▸ **What you have to do**
In the records that follow, locate every line with "gentlemen" and extract it.

- - - - -

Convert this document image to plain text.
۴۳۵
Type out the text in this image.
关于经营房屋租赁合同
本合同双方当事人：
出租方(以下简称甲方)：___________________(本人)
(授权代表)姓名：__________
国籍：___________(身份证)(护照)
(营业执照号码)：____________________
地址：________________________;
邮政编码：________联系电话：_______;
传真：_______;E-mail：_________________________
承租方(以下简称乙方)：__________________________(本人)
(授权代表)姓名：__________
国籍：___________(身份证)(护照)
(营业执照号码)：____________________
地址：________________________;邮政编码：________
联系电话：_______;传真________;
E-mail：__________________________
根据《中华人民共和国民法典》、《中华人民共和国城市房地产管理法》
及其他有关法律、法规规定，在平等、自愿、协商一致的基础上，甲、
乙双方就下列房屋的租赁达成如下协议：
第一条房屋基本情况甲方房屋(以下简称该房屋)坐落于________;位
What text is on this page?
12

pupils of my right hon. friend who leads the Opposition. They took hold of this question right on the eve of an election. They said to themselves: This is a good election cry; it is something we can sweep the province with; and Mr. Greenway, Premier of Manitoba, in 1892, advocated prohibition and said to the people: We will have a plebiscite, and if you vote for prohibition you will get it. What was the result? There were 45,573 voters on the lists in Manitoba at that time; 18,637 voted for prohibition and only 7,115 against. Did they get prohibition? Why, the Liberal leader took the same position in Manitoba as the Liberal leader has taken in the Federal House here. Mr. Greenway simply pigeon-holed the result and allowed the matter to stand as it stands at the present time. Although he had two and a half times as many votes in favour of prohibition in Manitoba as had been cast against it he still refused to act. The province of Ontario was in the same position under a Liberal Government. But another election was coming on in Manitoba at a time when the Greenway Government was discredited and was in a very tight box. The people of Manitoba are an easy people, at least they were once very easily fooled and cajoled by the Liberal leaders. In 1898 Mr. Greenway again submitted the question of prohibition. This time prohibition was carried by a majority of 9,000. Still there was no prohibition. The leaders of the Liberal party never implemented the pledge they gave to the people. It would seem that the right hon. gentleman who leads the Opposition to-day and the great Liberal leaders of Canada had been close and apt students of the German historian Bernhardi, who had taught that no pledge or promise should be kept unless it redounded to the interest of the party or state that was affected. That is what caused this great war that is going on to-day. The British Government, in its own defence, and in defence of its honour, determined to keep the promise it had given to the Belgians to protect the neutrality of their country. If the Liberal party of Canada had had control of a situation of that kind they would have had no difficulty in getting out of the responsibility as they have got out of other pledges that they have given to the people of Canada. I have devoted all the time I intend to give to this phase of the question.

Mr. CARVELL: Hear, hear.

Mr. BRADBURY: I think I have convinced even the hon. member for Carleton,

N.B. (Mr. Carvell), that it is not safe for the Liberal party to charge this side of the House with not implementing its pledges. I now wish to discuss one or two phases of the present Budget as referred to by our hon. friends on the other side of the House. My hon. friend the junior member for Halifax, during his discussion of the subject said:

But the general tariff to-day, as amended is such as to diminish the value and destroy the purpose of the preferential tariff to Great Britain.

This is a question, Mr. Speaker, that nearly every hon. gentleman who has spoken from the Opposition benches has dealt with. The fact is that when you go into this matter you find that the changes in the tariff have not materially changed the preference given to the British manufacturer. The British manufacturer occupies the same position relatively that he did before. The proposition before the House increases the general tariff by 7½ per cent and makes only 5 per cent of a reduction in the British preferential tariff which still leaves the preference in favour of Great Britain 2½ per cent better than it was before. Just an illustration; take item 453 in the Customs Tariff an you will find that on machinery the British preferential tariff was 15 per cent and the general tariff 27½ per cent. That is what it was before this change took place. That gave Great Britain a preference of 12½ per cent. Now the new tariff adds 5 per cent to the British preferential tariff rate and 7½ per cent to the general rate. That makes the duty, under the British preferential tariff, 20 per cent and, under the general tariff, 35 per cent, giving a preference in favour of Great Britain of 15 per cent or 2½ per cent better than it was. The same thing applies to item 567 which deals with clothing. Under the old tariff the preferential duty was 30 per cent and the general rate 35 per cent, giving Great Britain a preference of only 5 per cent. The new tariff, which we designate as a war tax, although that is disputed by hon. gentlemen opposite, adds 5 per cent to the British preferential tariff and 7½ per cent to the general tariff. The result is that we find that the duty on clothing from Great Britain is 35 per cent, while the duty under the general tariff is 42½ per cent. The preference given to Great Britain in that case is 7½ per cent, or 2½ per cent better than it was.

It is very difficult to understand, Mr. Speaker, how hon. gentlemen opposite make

- - - - -

▸ **Expected output**
This is a question, Mr. Speaker, that nearly every hon. gentleman who has spoken from the Opposition benches has dealt with. The fact is that when you go into this matter you find that the changes in the tariff have not materially changed the preference given to the British manufacturer. The British manufacturer occupies the same position relatively that he did before. The proposition before the House increases the general tariff by 7½ per cent and makes only 5 per cent of a reduction in the British preferential tariff which still leaves the preference in favour of Great Britain 2½ per cent better than it was before. Just an illustration; take item 453 in the Customs Tariff an you will find that on machinery the British preferential tariff was 15 per cent and the general tariff 27½ per cent. That is what it was before this change took place. That gave Great Britain a preference of 12½ per cent. Now the new tariff adds 5 per cent to the British preferential tariff rate and 7½ per cent to the general rate. That makes the duty, under the British preferential tariff, 20 per cent and, under the general tariff, 35 per cent, giving a preference in favour of Great Britain of 15 per cent or 2½ per cent better than it was. The same thing applies to item 567 which deals with clothing. Under the old tariff the preferential duty was 30 per cent and the general rate 35 per cent, giving Great Britain a preference of only 5 per cent. The new tariff, which we designate as a war tax, although that is disputed by hon. gentlemen opposite, adds 5 per cent to the British preferential tariff and 7½ per cent to the general tariff. The result is that we find that the duty on clothing from Great Britain is 35 per cent, while the duty under the general tariff is 42½ per cent. The preference given to Great Britain in that case is 7½ per cent, or 2½ per cent better than it was.
It is very difficult to understand, Mr. Speaker, how hon. gentlemen opposite make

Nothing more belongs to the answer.